Reproduce every line of the entries below verbatim, keeping the same order and altering nothing.

___ Material for this task ___

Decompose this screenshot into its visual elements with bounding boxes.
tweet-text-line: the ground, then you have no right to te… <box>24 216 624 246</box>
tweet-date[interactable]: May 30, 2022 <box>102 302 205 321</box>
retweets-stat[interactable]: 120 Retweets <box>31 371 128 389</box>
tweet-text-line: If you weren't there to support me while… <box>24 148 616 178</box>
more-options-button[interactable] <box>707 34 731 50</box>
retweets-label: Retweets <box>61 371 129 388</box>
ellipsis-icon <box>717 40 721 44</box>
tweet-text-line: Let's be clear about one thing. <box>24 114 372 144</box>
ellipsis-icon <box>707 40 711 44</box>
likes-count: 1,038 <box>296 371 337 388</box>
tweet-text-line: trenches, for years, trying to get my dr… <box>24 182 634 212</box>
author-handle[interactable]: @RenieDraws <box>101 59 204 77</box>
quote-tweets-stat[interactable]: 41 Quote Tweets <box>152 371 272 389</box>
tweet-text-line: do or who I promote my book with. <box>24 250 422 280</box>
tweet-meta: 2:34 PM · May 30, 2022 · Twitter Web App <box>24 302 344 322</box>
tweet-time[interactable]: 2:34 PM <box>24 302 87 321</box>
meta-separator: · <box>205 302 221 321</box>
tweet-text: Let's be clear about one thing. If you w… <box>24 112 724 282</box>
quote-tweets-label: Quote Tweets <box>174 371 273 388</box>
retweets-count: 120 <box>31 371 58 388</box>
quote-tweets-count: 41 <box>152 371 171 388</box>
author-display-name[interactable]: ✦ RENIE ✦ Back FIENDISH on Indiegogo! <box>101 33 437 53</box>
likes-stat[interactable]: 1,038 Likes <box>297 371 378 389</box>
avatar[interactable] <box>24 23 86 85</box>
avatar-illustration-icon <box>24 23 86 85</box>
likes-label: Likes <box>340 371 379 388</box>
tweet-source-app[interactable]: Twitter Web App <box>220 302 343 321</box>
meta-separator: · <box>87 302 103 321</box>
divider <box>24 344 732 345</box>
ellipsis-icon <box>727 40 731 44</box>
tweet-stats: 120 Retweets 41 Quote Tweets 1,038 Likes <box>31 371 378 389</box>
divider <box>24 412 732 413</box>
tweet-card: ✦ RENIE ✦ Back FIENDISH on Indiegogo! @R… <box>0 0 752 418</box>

___

[Written answer]
Decompose this screenshot into its visual elements with bounding boxes.
tweet-text-line: the ground, then you have no right to te… <box>24 216 624 246</box>
tweet-date[interactable]: May 30, 2022 <box>102 302 205 321</box>
retweets-stat[interactable]: 120 Retweets <box>31 371 128 389</box>
tweet-text-line: If you weren't there to support me while… <box>24 148 616 178</box>
more-options-button[interactable] <box>707 34 731 50</box>
retweets-label: Retweets <box>61 371 129 388</box>
ellipsis-icon <box>717 40 721 44</box>
tweet-text-line: Let's be clear about one thing. <box>24 114 372 144</box>
ellipsis-icon <box>707 40 711 44</box>
likes-count: 1,038 <box>296 371 337 388</box>
tweet-text-line: trenches, for years, trying to get my dr… <box>24 182 634 212</box>
author-handle[interactable]: @RenieDraws <box>101 59 204 77</box>
quote-tweets-stat[interactable]: 41 Quote Tweets <box>152 371 272 389</box>
tweet-text-line: do or who I promote my book with. <box>24 250 422 280</box>
tweet-meta: 2:34 PM · May 30, 2022 · Twitter Web App <box>24 302 344 322</box>
tweet-time[interactable]: 2:34 PM <box>24 302 87 321</box>
meta-separator: · <box>205 302 221 321</box>
tweet-text: Let's be clear about one thing. If you w… <box>24 112 724 282</box>
quote-tweets-label: Quote Tweets <box>174 371 273 388</box>
retweets-count: 120 <box>31 371 58 388</box>
quote-tweets-count: 41 <box>152 371 171 388</box>
author-display-name[interactable]: ✦ RENIE ✦ Back FIENDISH on Indiegogo! <box>101 33 437 53</box>
likes-stat[interactable]: 1,038 Likes <box>297 371 378 389</box>
avatar[interactable] <box>24 23 86 85</box>
avatar-illustration-icon <box>24 23 86 85</box>
likes-label: Likes <box>340 371 379 388</box>
tweet-source-app[interactable]: Twitter Web App <box>220 302 343 321</box>
meta-separator: · <box>87 302 103 321</box>
divider <box>24 344 732 345</box>
ellipsis-icon <box>727 40 731 44</box>
tweet-stats: 120 Retweets 41 Quote Tweets 1,038 Likes <box>31 371 378 389</box>
divider <box>24 412 732 413</box>
tweet-card: ✦ RENIE ✦ Back FIENDISH on Indiegogo! @R… <box>0 0 752 418</box>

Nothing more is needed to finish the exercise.